- [Aim of the task]
Check every line of the entries that follow, and copy the ones containing "image".

- [Given records]

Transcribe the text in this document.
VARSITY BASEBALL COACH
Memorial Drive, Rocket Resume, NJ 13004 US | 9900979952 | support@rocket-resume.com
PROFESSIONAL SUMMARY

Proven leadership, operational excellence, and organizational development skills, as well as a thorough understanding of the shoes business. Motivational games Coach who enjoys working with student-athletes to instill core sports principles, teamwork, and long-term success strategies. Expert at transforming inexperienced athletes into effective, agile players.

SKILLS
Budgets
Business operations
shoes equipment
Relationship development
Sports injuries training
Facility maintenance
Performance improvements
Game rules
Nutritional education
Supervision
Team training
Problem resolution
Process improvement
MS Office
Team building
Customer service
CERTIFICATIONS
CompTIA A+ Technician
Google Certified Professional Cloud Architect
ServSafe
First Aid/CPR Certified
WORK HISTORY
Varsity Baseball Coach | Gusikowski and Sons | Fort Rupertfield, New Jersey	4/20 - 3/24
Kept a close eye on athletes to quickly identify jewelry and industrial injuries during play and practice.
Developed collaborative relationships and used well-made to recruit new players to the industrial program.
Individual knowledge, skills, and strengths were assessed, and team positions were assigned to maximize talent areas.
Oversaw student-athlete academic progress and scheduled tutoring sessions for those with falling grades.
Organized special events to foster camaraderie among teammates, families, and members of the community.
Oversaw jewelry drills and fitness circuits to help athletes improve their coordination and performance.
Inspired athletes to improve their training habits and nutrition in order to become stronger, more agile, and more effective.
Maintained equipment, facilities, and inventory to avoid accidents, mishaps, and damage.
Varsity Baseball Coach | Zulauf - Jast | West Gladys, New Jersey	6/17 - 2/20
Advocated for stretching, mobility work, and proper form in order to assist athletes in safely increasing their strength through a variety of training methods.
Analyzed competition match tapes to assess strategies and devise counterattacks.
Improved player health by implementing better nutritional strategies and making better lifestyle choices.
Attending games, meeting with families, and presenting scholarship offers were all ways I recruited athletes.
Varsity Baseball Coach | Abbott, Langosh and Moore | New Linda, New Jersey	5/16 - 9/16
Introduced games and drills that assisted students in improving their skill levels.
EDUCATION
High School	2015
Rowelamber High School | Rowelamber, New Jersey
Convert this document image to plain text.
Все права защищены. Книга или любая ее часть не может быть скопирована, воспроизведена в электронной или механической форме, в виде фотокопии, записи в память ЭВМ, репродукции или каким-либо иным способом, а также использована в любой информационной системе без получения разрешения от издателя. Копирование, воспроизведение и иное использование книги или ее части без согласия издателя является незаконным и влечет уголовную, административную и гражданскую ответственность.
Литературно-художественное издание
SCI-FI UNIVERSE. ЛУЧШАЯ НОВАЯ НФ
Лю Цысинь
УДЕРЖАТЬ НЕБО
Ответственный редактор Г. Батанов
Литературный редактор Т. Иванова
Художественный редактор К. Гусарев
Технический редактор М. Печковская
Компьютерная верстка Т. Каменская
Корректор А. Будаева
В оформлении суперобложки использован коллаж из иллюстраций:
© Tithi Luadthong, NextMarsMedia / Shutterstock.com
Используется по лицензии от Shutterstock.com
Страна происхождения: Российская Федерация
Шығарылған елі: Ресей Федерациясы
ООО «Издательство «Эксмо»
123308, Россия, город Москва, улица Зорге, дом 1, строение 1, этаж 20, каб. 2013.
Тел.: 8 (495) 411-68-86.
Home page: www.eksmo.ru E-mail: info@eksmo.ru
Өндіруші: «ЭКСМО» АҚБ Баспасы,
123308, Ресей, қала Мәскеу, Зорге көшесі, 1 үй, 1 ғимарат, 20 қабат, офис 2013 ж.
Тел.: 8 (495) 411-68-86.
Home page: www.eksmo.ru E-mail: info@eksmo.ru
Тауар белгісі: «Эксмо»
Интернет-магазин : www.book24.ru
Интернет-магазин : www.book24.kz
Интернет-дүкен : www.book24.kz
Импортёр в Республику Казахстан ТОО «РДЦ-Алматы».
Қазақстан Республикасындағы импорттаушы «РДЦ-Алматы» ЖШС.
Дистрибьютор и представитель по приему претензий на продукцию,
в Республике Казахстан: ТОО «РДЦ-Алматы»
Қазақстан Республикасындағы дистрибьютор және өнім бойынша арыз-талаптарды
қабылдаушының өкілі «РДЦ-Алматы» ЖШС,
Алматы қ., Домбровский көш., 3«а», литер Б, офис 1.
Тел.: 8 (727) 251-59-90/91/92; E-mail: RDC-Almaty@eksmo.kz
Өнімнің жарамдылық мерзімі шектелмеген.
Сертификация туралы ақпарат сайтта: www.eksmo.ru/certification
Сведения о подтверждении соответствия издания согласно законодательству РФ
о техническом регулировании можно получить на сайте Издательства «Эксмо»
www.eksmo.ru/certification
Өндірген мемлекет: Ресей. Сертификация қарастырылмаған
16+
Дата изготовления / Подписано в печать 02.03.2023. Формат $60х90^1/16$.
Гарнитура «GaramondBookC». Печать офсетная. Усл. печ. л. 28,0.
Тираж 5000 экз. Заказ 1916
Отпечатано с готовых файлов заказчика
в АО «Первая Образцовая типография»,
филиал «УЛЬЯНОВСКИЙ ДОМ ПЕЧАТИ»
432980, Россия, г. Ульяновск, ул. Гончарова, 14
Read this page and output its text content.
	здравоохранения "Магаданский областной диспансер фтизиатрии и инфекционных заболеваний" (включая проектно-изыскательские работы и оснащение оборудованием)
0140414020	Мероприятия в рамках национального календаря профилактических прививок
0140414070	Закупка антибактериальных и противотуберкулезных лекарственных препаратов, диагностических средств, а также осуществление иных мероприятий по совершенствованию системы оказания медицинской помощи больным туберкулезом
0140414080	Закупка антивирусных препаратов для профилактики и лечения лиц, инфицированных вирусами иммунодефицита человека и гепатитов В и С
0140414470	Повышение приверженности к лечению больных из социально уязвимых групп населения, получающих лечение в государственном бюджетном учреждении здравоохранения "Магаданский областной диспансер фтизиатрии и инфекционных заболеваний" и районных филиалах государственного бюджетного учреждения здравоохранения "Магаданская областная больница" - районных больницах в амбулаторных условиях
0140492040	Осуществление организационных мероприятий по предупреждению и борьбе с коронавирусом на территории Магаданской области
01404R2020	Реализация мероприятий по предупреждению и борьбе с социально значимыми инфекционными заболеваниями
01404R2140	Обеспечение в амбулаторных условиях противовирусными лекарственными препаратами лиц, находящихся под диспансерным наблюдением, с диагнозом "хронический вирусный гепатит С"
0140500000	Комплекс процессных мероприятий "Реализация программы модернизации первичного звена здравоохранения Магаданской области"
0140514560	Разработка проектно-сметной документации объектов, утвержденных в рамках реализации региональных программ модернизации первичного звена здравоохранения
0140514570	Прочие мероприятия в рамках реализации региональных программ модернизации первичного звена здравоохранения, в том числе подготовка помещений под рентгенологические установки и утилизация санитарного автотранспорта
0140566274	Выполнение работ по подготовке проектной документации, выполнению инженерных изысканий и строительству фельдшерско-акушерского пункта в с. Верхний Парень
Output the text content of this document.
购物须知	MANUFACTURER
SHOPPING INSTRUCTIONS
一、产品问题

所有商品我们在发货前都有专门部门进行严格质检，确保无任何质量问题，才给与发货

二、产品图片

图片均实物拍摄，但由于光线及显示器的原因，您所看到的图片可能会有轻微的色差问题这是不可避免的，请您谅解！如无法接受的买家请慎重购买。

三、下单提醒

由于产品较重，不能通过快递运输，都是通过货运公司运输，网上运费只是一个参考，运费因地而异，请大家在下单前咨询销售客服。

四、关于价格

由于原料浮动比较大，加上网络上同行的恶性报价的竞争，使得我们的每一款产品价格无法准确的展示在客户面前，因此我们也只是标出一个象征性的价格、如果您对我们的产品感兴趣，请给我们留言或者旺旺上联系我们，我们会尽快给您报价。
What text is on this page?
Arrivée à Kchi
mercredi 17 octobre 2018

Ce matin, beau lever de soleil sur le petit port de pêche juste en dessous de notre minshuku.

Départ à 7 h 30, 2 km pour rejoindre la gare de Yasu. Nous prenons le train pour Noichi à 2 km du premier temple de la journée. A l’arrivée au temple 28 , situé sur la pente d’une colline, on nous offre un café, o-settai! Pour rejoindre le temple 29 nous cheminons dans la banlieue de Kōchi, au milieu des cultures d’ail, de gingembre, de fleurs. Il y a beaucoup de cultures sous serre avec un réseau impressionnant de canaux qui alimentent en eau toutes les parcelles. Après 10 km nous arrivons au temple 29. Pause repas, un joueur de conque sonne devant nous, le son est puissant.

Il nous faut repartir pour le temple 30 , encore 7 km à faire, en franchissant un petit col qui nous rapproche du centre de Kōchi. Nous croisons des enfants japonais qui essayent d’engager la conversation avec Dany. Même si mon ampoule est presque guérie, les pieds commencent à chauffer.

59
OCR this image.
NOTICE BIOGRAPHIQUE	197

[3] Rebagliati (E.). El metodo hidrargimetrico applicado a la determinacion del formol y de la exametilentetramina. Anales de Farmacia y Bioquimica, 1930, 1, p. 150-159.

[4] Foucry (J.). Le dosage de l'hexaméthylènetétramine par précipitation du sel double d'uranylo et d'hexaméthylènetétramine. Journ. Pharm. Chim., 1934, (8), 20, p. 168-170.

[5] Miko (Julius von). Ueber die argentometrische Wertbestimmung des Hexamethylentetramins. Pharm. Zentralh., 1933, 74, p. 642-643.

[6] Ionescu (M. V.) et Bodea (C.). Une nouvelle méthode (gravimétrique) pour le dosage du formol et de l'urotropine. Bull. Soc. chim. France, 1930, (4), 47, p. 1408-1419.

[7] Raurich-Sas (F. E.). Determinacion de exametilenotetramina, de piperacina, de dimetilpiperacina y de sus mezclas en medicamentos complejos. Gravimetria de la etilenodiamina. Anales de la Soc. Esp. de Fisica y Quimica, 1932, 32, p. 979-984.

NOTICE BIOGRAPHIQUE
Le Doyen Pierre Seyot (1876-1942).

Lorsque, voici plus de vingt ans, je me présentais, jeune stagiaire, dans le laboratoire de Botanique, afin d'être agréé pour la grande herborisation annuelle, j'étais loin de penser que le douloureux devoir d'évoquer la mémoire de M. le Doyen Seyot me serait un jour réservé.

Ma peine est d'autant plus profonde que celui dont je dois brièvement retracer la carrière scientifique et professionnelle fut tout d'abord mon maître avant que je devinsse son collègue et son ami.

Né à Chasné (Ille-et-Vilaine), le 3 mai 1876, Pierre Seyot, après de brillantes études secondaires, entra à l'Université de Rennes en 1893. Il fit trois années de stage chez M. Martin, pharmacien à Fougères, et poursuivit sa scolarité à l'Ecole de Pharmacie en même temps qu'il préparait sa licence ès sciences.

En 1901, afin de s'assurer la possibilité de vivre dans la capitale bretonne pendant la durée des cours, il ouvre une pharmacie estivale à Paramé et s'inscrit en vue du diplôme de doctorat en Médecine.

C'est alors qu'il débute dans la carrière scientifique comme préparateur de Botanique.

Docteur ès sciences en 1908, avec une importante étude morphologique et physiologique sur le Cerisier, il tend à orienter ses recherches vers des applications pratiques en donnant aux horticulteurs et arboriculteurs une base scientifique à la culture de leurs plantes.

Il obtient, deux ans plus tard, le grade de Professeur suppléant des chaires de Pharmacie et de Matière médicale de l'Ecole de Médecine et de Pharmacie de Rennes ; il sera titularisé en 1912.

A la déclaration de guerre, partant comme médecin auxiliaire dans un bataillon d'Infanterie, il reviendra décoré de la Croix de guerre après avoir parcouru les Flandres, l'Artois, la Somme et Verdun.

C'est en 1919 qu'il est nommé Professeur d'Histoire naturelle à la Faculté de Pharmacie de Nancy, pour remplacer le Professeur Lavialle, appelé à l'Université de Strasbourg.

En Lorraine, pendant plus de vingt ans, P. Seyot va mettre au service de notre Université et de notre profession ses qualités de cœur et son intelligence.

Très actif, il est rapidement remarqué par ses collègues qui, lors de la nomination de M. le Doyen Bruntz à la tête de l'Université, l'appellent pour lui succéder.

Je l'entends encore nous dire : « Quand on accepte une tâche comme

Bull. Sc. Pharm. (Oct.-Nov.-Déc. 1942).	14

- [The answer]
Convert this document image to plain text.
OCR this image.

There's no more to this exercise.